* start DATA ENTRIES *

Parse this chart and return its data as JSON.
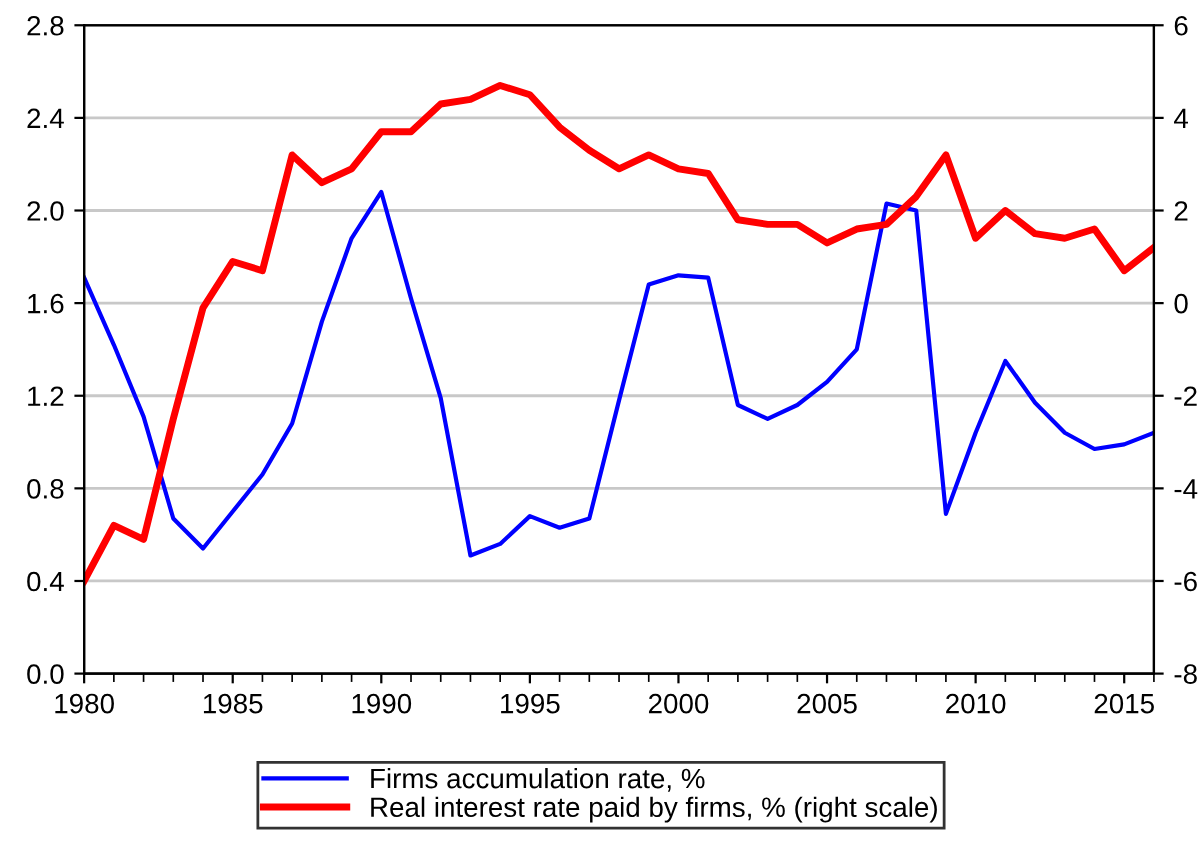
{
  "chart_data": {
    "type": "line",
    "x": [
      1980,
      1981,
      1982,
      1983,
      1984,
      1985,
      1986,
      1987,
      1988,
      1989,
      1990,
      1991,
      1992,
      1993,
      1994,
      1995,
      1996,
      1997,
      1998,
      1999,
      2000,
      2001,
      2002,
      2003,
      2004,
      2005,
      2006,
      2007,
      2008,
      2009,
      2010,
      2011,
      2012,
      2013,
      2014,
      2015,
      2016
    ],
    "series": [
      {
        "name": "Firms accumulation rate, %",
        "color": "#0000ff",
        "values": [
          1.71,
          1.42,
          1.11,
          0.67,
          0.54,
          0.7,
          0.86,
          1.08,
          1.52,
          1.88,
          2.08,
          1.62,
          1.19,
          0.51,
          0.56,
          0.68,
          0.63,
          0.67,
          1.18,
          1.68,
          1.72,
          1.71,
          1.16,
          1.1,
          1.16,
          1.26,
          1.4,
          2.03,
          2.0,
          0.69,
          1.04,
          1.35,
          1.17,
          1.04,
          0.97,
          0.99,
          1.04
        ]
      },
      {
        "name": "Real interest rate paid by firms, % (right scale)",
        "color": "#ff0000",
        "axis": "y2",
        "values": [
          -6.0,
          -4.8,
          -5.1,
          -2.5,
          -0.1,
          0.9,
          0.7,
          3.2,
          2.6,
          2.9,
          3.7,
          3.7,
          4.3,
          4.4,
          4.7,
          4.5,
          3.8,
          3.3,
          2.9,
          3.2,
          2.9,
          2.8,
          1.8,
          1.7,
          1.7,
          1.3,
          1.6,
          1.7,
          2.3,
          3.2,
          1.4,
          2.0,
          1.5,
          1.4,
          1.6,
          0.7,
          1.2
        ]
      }
    ],
    "xlim": [
      1980,
      2016
    ],
    "xticks": [
      1980,
      1985,
      1990,
      1995,
      2000,
      2005,
      2010,
      2015
    ],
    "ylim": [
      0,
      2.8
    ],
    "yticks": [
      {
        "value": 0,
        "label": "0.0"
      },
      0.4,
      0.8,
      1.2,
      1.6,
      {
        "value": 2,
        "label": "2.0"
      },
      2.4,
      2.8
    ],
    "y2lim": [
      -8,
      6
    ],
    "y2ticks": [
      -8,
      -6,
      -4,
      -2,
      0,
      2,
      4,
      6
    ],
    "grid": "y",
    "legend": "bottom",
    "line_style": "solid",
    "marker": "none"
  }
}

* end DATA ENTRIES *

TASK REQUIREMENTS:
Check each line above for the string "name" and report how many lines have it, giving only the number.

SOLUTION FOR THIS EXERCISE:
2